**Given instruction**
Pictures do not belong in the copy; transcribe everything else in the records exactly.

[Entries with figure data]
^^^^^^^^^^^^^^^^

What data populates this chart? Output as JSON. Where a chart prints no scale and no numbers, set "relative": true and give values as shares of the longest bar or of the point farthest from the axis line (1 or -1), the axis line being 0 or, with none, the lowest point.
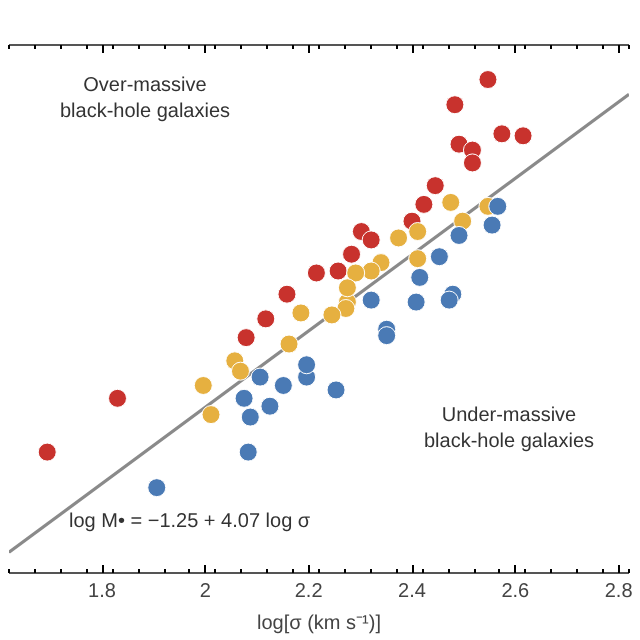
{
  "chart_data": {
    "type": "scatter",
    "relative": true,
    "xlabel": "log[σ (km s⁻¹)]",
    "xlim": [
      1.62,
      2.82
    ],
    "xticks": [
      1.8,
      2.0,
      2.2,
      2.4,
      2.6,
      2.8
    ],
    "tick_labels": "x",
    "grid": false,
    "marker": "circle",
    "annotations": [
      "Over-massive black-hole galaxies",
      "Under-massive black-hole galaxies",
      "log M• = −1.25 + 4.07 log σ"
    ],
    "series": [
      {
        "type": "line",
        "marker": "none",
        "color": "#8a8a8a",
        "x": [
          1.62,
          2.82
        ],
        "values": [
          0.042,
          0.97
        ]
      },
      {
        "color": "#c8322d",
        "x": [
          2.547,
          2.483,
          2.574,
          2.615,
          2.491,
          2.517,
          2.517,
          2.445,
          2.423,
          2.4,
          2.302,
          2.321,
          2.283,
          2.257,
          2.215,
          2.158,
          2.117,
          2.079,
          1.83,
          1.694
        ],
        "values": [
          1.0,
          0.949,
          0.89,
          0.886,
          0.869,
          0.857,
          0.831,
          0.785,
          0.747,
          0.713,
          0.692,
          0.675,
          0.646,
          0.612,
          0.608,
          0.565,
          0.515,
          0.477,
          0.354,
          0.245
        ]
      },
      {
        "color": "#e6b040",
        "x": [
          2.547,
          2.475,
          2.498,
          2.411,
          2.374,
          2.34,
          2.321,
          2.291,
          2.411,
          2.275,
          2.185,
          2.272,
          2.162,
          2.057,
          2.068,
          1.996,
          2.011,
          2.245,
          2.275
        ],
        "values": [
          0.743,
          0.751,
          0.713,
          0.692,
          0.679,
          0.629,
          0.612,
          0.608,
          0.637,
          0.549,
          0.527,
          0.536,
          0.464,
          0.43,
          0.409,
          0.38,
          0.321,
          0.523,
          0.578
        ]
      },
      {
        "color": "#4a7ab5",
        "x": [
          2.566,
          2.555,
          2.491,
          2.453,
          2.415,
          2.479,
          2.408,
          2.351,
          2.472,
          2.351,
          2.253,
          2.196,
          2.151,
          2.106,
          2.125,
          2.075,
          2.087,
          2.083,
          1.906,
          2.196,
          2.321
        ],
        "values": [
          0.743,
          0.705,
          0.684,
          0.641,
          0.599,
          0.565,
          0.549,
          0.494,
          0.553,
          0.481,
          0.371,
          0.397,
          0.38,
          0.397,
          0.338,
          0.354,
          0.316,
          0.245,
          0.173,
          0.422,
          0.553
        ]
      }
    ]
  }
}
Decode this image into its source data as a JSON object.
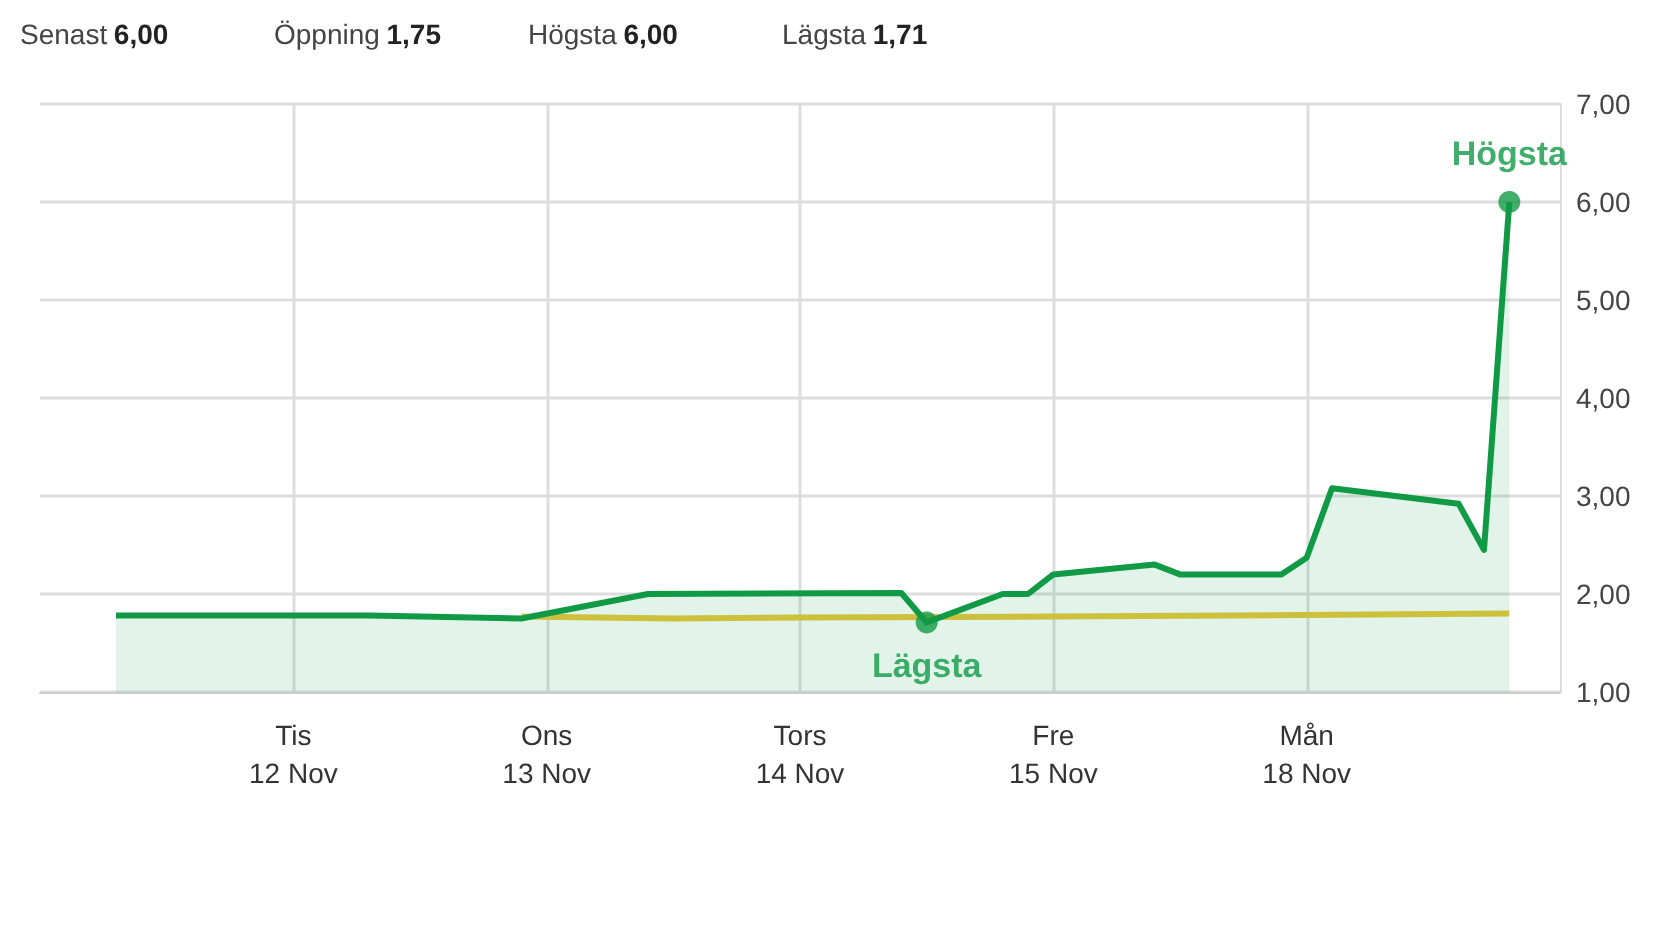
{
  "chart_data": {
    "type": "area",
    "annotations": [
      "Senast 6,00",
      "Öppning 1,75",
      "Högsta 6,00",
      "Lägsta 1,71",
      {
        "text": "Högsta",
        "y": 6.0
      },
      {
        "text": "Lägsta",
        "y": 1.71
      }
    ],
    "categories": [
      null,
      null,
      null,
      null,
      null,
      null,
      null,
      null,
      null,
      null,
      "Tis\n12 Nov",
      null,
      null,
      null,
      null,
      null,
      null,
      null,
      null,
      null,
      "Ons\n13 Nov",
      null,
      null,
      null,
      null,
      null,
      null,
      null,
      null,
      null,
      "Tors\n14 Nov",
      null,
      null,
      null,
      null,
      null,
      null,
      null,
      null,
      null,
      "Fre\n15 Nov",
      null,
      null,
      null,
      null,
      null,
      null,
      null,
      null,
      null,
      "Mån\n18 Nov",
      null,
      null,
      null,
      null,
      null,
      null,
      null,
      null,
      null,
      null
    ],
    "series": [
      {
        "color": "#119a46",
        "values": [
          null,
          null,
          null,
          1.78,
          null,
          null,
          null,
          null,
          null,
          null,
          null,
          null,
          null,
          1.78,
          null,
          null,
          null,
          null,
          null,
          1.75,
          null,
          null,
          null,
          null,
          2.0,
          null,
          null,
          null,
          null,
          null,
          null,
          null,
          null,
          null,
          2.01,
          1.71,
          null,
          null,
          2.0,
          2.0,
          2.2,
          null,
          null,
          null,
          2.3,
          2.2,
          null,
          null,
          null,
          2.2,
          2.37,
          3.08,
          null,
          null,
          null,
          null,
          2.92,
          2.45,
          6.0,
          null,
          null
        ]
      },
      {
        "type": "line",
        "color": "#e8c53a",
        "values": [
          null,
          null,
          null,
          null,
          null,
          null,
          null,
          null,
          null,
          null,
          null,
          null,
          null,
          null,
          null,
          null,
          null,
          null,
          null,
          1.77,
          null,
          null,
          null,
          null,
          null,
          1.75,
          null,
          null,
          null,
          null,
          1.76,
          null,
          null,
          null,
          null,
          null,
          null,
          null,
          null,
          null,
          1.77,
          null,
          null,
          null,
          null,
          null,
          null,
          null,
          null,
          null,
          null,
          null,
          null,
          null,
          null,
          null,
          null,
          null,
          1.8,
          null,
          null
        ]
      }
    ],
    "ylim": [
      1,
      7
    ],
    "yticks": [
      {
        "value": 1,
        "label": "1,00"
      },
      {
        "value": 2,
        "label": "2,00"
      },
      {
        "value": 3,
        "label": "3,00"
      },
      {
        "value": 4,
        "label": "4,00"
      },
      {
        "value": 5,
        "label": "5,00"
      },
      {
        "value": 6,
        "label": "6,00"
      },
      {
        "value": 7,
        "label": "7,00"
      }
    ],
    "grid": true
  }
}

^^^^^^^^^^^^^^^^

**Right answer**
What data populates this chart? Output as JSON. Where a chart prints no scale and no numbers, set "relative": true and give values as shares of the longest bar or of the point farthest from the axis line (1 or -1), the axis line being 0 or, with none, the lowest point.
{
  "chart_data": {
    "type": "scatter",
    "relative": true,
    "xlabel": "log[σ (km s⁻¹)]",
    "xlim": [
      1.62,
      2.82
    ],
    "xticks": [
      1.8,
      2.0,
      2.2,
      2.4,
      2.6,
      2.8
    ],
    "tick_labels": "x",
    "grid": false,
    "marker": "circle",
    "annotations": [
      "Over-massive black-hole galaxies",
      "Under-massive black-hole galaxies",
      "log M• = −1.25 + 4.07 log σ"
    ],
    "series": [
      {
        "type": "line",
        "marker": "none",
        "color": "#8a8a8a",
        "x": [
          1.62,
          2.82
        ],
        "values": [
          0.042,
          0.97
        ]
      },
      {
        "color": "#c8322d",
        "x": [
          2.547,
          2.483,
          2.574,
          2.615,
          2.491,
          2.517,
          2.517,
          2.445,
          2.423,
          2.4,
          2.302,
          2.321,
          2.283,
          2.257,
          2.215,
          2.158,
          2.117,
          2.079,
          1.83,
          1.694
        ],
        "values": [
          1.0,
          0.949,
          0.89,
          0.886,
          0.869,
          0.857,
          0.831,
          0.785,
          0.747,
          0.713,
          0.692,
          0.675,
          0.646,
          0.612,
          0.608,
          0.565,
          0.515,
          0.477,
          0.354,
          0.245
        ]
      },
      {
        "color": "#e6b040",
        "x": [
          2.547,
          2.475,
          2.498,
          2.411,
          2.374,
          2.34,
          2.321,
          2.291,
          2.411,
          2.275,
          2.185,
          2.272,
          2.162,
          2.057,
          2.068,
          1.996,
          2.011,
          2.245,
          2.275
        ],
        "values": [
          0.743,
          0.751,
          0.713,
          0.692,
          0.679,
          0.629,
          0.612,
          0.608,
          0.637,
          0.549,
          0.527,
          0.536,
          0.464,
          0.43,
          0.409,
          0.38,
          0.321,
          0.523,
          0.578
        ]
      },
      {
        "color": "#4a7ab5",
        "x": [
          2.566,
          2.555,
          2.491,
          2.453,
          2.415,
          2.479,
          2.408,
          2.351,
          2.472,
          2.351,
          2.253,
          2.196,
          2.151,
          2.106,
          2.125,
          2.075,
          2.087,
          2.083,
          1.906,
          2.196,
          2.321
        ],
        "values": [
          0.743,
          0.705,
          0.684,
          0.641,
          0.599,
          0.565,
          0.549,
          0.494,
          0.553,
          0.481,
          0.371,
          0.397,
          0.38,
          0.397,
          0.338,
          0.354,
          0.316,
          0.245,
          0.173,
          0.422,
          0.553
        ]
      }
    ]
  }
}
Decode this image into its source data as a JSON object.
{
  "chart_data": {
    "type": "area",
    "annotations": [
      "Senast 6,00",
      "Öppning 1,75",
      "Högsta 6,00",
      "Lägsta 1,71",
      {
        "text": "Högsta",
        "y": 6.0
      },
      {
        "text": "Lägsta",
        "y": 1.71
      }
    ],
    "categories": [
      null,
      null,
      null,
      null,
      null,
      null,
      null,
      null,
      null,
      null,
      "Tis\n12 Nov",
      null,
      null,
      null,
      null,
      null,
      null,
      null,
      null,
      null,
      "Ons\n13 Nov",
      null,
      null,
      null,
      null,
      null,
      null,
      null,
      null,
      null,
      "Tors\n14 Nov",
      null,
      null,
      null,
      null,
      null,
      null,
      null,
      null,
      null,
      "Fre\n15 Nov",
      null,
      null,
      null,
      null,
      null,
      null,
      null,
      null,
      null,
      "Mån\n18 Nov",
      null,
      null,
      null,
      null,
      null,
      null,
      null,
      null,
      null,
      null
    ],
    "series": [
      {
        "color": "#119a46",
        "values": [
          null,
          null,
          null,
          1.78,
          null,
          null,
          null,
          null,
          null,
          null,
          null,
          null,
          null,
          1.78,
          null,
          null,
          null,
          null,
          null,
          1.75,
          null,
          null,
          null,
          null,
          2.0,
          null,
          null,
          null,
          null,
          null,
          null,
          null,
          null,
          null,
          2.01,
          1.71,
          null,
          null,
          2.0,
          2.0,
          2.2,
          null,
          null,
          null,
          2.3,
          2.2,
          null,
          null,
          null,
          2.2,
          2.37,
          3.08,
          null,
          null,
          null,
          null,
          2.92,
          2.45,
          6.0,
          null,
          null
        ]
      },
      {
        "type": "line",
        "color": "#e8c53a",
        "values": [
          null,
          null,
          null,
          null,
          null,
          null,
          null,
          null,
          null,
          null,
          null,
          null,
          null,
          null,
          null,
          null,
          null,
          null,
          null,
          1.77,
          null,
          null,
          null,
          null,
          null,
          1.75,
          null,
          null,
          null,
          null,
          1.76,
          null,
          null,
          null,
          null,
          null,
          null,
          null,
          null,
          null,
          1.77,
          null,
          null,
          null,
          null,
          null,
          null,
          null,
          null,
          null,
          null,
          null,
          null,
          null,
          null,
          null,
          null,
          null,
          1.8,
          null,
          null
        ]
      }
    ],
    "ylim": [
      1,
      7
    ],
    "yticks": [
      {
        "value": 1,
        "label": "1,00"
      },
      {
        "value": 2,
        "label": "2,00"
      },
      {
        "value": 3,
        "label": "3,00"
      },
      {
        "value": 4,
        "label": "4,00"
      },
      {
        "value": 5,
        "label": "5,00"
      },
      {
        "value": 6,
        "label": "6,00"
      },
      {
        "value": 7,
        "label": "7,00"
      }
    ],
    "grid": true
  }
}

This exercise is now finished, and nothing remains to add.